Required task - Reproduce the entries below in full, word for word.

[BEGIN]

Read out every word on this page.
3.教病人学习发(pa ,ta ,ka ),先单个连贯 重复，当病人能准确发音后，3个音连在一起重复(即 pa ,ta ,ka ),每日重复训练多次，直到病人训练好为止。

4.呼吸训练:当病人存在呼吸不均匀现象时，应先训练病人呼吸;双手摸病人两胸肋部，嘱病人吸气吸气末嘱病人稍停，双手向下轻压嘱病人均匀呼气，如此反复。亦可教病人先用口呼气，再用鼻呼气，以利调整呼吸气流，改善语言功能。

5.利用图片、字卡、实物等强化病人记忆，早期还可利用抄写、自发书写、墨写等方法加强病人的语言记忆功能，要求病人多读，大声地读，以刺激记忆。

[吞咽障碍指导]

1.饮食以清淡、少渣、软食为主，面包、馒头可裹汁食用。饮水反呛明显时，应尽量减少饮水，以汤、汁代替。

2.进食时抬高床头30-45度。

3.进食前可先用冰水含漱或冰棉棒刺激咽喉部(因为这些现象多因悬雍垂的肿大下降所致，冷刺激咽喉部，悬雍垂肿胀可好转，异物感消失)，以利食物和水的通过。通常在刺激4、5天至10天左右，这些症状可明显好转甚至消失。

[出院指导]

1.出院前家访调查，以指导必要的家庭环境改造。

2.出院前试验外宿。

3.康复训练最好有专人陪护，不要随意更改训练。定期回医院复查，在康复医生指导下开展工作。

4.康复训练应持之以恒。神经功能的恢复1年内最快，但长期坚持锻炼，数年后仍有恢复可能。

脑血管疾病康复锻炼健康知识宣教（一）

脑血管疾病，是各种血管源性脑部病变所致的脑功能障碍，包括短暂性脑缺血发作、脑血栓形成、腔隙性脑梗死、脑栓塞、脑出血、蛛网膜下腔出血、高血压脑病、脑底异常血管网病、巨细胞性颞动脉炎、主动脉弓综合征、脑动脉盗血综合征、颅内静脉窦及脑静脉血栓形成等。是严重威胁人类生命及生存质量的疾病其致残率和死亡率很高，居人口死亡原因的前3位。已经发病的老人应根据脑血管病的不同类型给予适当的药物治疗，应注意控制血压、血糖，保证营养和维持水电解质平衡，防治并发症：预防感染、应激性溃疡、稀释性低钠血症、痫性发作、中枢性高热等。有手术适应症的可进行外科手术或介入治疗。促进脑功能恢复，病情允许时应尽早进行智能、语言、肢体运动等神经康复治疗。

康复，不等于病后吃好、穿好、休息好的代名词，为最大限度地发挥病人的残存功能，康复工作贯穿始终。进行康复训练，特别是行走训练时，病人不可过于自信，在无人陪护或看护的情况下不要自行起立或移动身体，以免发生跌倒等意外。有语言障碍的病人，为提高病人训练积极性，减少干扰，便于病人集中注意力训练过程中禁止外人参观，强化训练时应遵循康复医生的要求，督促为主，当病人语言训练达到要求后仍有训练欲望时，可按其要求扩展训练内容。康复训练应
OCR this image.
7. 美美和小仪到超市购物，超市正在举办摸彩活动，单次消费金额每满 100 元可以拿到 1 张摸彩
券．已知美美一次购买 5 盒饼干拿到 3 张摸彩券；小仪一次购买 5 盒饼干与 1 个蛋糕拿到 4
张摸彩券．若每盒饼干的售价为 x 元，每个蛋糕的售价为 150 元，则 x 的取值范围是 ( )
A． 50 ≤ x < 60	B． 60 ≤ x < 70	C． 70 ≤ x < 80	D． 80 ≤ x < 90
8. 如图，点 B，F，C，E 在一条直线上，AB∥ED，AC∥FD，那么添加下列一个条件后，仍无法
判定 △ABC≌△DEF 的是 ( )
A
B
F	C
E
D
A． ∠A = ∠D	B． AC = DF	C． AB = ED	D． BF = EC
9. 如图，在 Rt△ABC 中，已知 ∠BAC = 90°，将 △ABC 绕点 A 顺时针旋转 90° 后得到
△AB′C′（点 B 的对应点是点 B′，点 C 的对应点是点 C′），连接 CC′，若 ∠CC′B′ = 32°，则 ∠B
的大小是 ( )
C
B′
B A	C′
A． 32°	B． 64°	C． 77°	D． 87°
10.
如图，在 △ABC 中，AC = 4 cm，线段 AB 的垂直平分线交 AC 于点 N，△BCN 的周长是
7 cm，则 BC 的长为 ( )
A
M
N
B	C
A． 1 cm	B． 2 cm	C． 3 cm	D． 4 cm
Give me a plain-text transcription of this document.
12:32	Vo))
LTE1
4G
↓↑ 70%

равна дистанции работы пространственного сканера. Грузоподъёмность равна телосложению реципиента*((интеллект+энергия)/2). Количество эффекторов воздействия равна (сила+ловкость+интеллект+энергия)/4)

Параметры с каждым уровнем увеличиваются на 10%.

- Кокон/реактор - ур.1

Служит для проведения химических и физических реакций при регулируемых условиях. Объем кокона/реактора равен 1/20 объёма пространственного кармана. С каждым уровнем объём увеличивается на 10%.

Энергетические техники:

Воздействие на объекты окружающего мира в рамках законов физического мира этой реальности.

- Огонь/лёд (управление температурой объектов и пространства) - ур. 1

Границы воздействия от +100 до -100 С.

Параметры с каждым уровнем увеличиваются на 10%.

[END]

Task answer -
Read out every word on this page.
3.教病人学习发(pa ,ta ,ka ),先单个连贯 重复，当病人能准确发音后，3个音连在一起重复(即 pa ,ta ,ka ),每日重复训练多次，直到病人训练好为止。

4.呼吸训练:当病人存在呼吸不均匀现象时，应先训练病人呼吸;双手摸病人两胸肋部，嘱病人吸气吸气末嘱病人稍停，双手向下轻压嘱病人均匀呼气，如此反复。亦可教病人先用口呼气，再用鼻呼气，以利调整呼吸气流，改善语言功能。

5.利用图片、字卡、实物等强化病人记忆，早期还可利用抄写、自发书写、墨写等方法加强病人的语言记忆功能，要求病人多读，大声地读，以刺激记忆。

[吞咽障碍指导]

1.饮食以清淡、少渣、软食为主，面包、馒头可裹汁食用。饮水反呛明显时，应尽量减少饮水，以汤、汁代替。

2.进食时抬高床头30-45度。

3.进食前可先用冰水含漱或冰棉棒刺激咽喉部(因为这些现象多因悬雍垂的肿大下降所致，冷刺激咽喉部，悬雍垂肿胀可好转，异物感消失)，以利食物和水的通过。通常在刺激4、5天至10天左右，这些症状可明显好转甚至消失。

[出院指导]

1.出院前家访调查，以指导必要的家庭环境改造。

2.出院前试验外宿。

3.康复训练最好有专人陪护，不要随意更改训练。定期回医院复查，在康复医生指导下开展工作。

4.康复训练应持之以恒。神经功能的恢复1年内最快，但长期坚持锻炼，数年后仍有恢复可能。

脑血管疾病康复锻炼健康知识宣教（一）

脑血管疾病，是各种血管源性脑部病变所致的脑功能障碍，包括短暂性脑缺血发作、脑血栓形成、腔隙性脑梗死、脑栓塞、脑出血、蛛网膜下腔出血、高血压脑病、脑底异常血管网病、巨细胞性颞动脉炎、主动脉弓综合征、脑动脉盗血综合征、颅内静脉窦及脑静脉血栓形成等。是严重威胁人类生命及生存质量的疾病其致残率和死亡率很高，居人口死亡原因的前3位。已经发病的老人应根据脑血管病的不同类型给予适当的药物治疗，应注意控制血压、血糖，保证营养和维持水电解质平衡，防治并发症：预防感染、应激性溃疡、稀释性低钠血症、痫性发作、中枢性高热等。有手术适应症的可进行外科手术或介入治疗。促进脑功能恢复，病情允许时应尽早进行智能、语言、肢体运动等神经康复治疗。

康复，不等于病后吃好、穿好、休息好的代名词，为最大限度地发挥病人的残存功能，康复工作贯穿始终。进行康复训练，特别是行走训练时，病人不可过于自信，在无人陪护或看护的情况下不要自行起立或移动身体，以免发生跌倒等意外。有语言障碍的病人，为提高病人训练积极性，减少干扰，便于病人集中注意力训练过程中禁止外人参观，强化训练时应遵循康复医生的要求，督促为主，当病人语言训练达到要求后仍有训练欲望时，可按其要求扩展训练内容。康复训练应
OCR this image.
7. 美美和小仪到超市购物，超市正在举办摸彩活动，单次消费金额每满 100 元可以拿到 1 张摸彩
券．已知美美一次购买 5 盒饼干拿到 3 张摸彩券；小仪一次购买 5 盒饼干与 1 个蛋糕拿到 4
张摸彩券．若每盒饼干的售价为 x 元，每个蛋糕的售价为 150 元，则 x 的取值范围是 ( )
A． 50 ≤ x < 60	B． 60 ≤ x < 70	C． 70 ≤ x < 80	D． 80 ≤ x < 90
8. 如图，点 B，F，C，E 在一条直线上，AB∥ED，AC∥FD，那么添加下列一个条件后，仍无法
判定 △ABC≌△DEF 的是 ( )
A
B
F	C
E
D
A． ∠A = ∠D	B． AC = DF	C． AB = ED	D． BF = EC
9. 如图，在 Rt△ABC 中，已知 ∠BAC = 90°，将 △ABC 绕点 A 顺时针旋转 90° 后得到
△AB′C′（点 B 的对应点是点 B′，点 C 的对应点是点 C′），连接 CC′，若 ∠CC′B′ = 32°，则 ∠B
的大小是 ( )
C
B′
B A	C′
A． 32°	B． 64°	C． 77°	D． 87°
10.
如图，在 △ABC 中，AC = 4 cm，线段 AB 的垂直平分线交 AC 于点 N，△BCN 的周长是
7 cm，则 BC 的长为 ( )
A
M
N
B	C
A． 1 cm	B． 2 cm	C． 3 cm	D． 4 cm
Give me a plain-text transcription of this document.
12:32	Vo))
LTE1
4G
↓↑ 70%

равна дистанции работы пространственного сканера. Грузоподъёмность равна телосложению реципиента*((интеллект+энергия)/2). Количество эффекторов воздействия равна (сила+ловкость+интеллект+энергия)/4)

Параметры с каждым уровнем увеличиваются на 10%.

- Кокон/реактор - ур.1

Служит для проведения химических и физических реакций при регулируемых условиях. Объем кокона/реактора равен 1/20 объёма пространственного кармана. С каждым уровнем объём увеличивается на 10%.

Энергетические техники:

Воздействие на объекты окружающего мира в рамках законов физического мира этой реальности.

- Огонь/лёд (управление температурой объектов и пространства) - ур. 1

Границы воздействия от +100 до -100 С.

Параметры с каждым уровнем увеличиваются на 10%.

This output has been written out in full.